Short task:
What is the number of lines containing the word "Булкина"? Please answer with that number and nothing more.

Data rows:
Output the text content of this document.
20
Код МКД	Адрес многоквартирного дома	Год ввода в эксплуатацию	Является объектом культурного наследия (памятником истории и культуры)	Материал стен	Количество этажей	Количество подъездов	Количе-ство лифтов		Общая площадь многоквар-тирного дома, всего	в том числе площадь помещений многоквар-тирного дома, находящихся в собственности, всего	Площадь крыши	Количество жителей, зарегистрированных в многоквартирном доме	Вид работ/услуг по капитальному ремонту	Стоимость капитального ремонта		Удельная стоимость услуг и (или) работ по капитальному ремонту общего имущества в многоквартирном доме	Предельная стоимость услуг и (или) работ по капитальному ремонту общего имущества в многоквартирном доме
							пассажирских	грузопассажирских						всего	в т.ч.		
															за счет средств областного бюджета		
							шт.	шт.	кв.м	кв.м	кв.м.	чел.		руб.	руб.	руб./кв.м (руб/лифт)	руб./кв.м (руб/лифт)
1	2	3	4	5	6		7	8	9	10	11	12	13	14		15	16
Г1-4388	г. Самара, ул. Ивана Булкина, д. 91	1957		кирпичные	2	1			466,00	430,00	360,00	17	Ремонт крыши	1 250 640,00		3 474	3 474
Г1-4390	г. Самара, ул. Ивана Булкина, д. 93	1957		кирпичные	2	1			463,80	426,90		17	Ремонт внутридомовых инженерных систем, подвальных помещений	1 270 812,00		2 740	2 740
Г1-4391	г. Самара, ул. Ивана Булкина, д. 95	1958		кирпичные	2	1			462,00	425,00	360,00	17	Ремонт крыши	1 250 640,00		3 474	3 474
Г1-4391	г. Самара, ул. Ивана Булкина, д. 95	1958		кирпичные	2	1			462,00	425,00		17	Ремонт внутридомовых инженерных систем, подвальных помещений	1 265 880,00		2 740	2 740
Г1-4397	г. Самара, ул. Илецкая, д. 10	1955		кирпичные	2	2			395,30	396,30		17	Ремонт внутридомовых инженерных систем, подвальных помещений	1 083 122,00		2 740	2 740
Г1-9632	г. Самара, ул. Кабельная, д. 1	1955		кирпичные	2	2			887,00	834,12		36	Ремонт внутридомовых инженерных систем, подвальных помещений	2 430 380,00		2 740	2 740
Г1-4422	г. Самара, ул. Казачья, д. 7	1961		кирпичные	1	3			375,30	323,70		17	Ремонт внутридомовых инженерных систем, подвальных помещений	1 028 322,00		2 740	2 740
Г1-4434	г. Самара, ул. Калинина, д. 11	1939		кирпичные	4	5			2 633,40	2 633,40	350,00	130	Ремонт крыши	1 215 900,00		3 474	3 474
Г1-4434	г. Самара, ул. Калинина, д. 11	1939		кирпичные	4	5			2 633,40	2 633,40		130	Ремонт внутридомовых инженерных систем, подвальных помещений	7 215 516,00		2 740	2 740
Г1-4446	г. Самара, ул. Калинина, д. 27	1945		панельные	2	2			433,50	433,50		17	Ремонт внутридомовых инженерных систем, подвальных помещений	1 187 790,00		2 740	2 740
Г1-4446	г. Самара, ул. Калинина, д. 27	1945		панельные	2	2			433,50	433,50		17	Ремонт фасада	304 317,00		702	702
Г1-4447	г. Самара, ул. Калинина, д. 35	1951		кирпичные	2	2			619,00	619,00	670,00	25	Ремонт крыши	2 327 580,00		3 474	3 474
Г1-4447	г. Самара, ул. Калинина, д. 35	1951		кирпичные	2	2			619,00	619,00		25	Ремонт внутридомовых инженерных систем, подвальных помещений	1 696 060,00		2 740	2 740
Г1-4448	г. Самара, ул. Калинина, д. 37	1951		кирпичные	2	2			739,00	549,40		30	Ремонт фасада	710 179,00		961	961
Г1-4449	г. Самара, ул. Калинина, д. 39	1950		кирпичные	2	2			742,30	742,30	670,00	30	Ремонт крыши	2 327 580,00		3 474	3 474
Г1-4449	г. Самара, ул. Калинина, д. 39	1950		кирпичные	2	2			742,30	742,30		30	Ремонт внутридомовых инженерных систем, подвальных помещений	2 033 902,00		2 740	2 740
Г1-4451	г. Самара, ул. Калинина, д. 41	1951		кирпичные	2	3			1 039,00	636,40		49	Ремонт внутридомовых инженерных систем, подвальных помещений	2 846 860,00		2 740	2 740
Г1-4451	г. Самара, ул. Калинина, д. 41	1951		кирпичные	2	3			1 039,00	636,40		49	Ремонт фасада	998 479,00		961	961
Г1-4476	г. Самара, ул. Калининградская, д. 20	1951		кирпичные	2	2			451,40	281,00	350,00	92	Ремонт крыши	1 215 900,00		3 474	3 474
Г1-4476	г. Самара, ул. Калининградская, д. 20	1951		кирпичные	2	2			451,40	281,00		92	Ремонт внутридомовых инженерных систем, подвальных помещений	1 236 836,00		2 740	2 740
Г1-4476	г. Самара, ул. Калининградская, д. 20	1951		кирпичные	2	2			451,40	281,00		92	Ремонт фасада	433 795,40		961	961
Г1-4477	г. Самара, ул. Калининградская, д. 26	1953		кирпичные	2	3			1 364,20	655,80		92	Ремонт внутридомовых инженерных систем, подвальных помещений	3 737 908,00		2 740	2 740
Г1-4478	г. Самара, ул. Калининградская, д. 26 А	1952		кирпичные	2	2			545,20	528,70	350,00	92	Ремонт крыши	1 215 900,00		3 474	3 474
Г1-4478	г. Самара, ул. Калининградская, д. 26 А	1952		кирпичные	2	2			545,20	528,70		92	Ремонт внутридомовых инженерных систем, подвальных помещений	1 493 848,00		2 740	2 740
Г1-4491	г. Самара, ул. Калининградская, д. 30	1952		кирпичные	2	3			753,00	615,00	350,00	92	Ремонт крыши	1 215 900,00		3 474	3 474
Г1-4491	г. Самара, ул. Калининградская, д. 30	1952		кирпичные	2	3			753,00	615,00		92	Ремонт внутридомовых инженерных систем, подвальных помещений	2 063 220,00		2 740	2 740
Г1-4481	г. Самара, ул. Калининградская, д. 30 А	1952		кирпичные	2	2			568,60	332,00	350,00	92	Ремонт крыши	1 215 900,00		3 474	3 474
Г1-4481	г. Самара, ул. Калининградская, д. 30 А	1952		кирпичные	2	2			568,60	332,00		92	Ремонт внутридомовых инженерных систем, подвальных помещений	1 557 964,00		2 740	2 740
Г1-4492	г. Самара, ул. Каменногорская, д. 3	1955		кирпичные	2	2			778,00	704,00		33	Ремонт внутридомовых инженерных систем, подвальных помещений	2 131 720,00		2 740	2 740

Problem solution:
4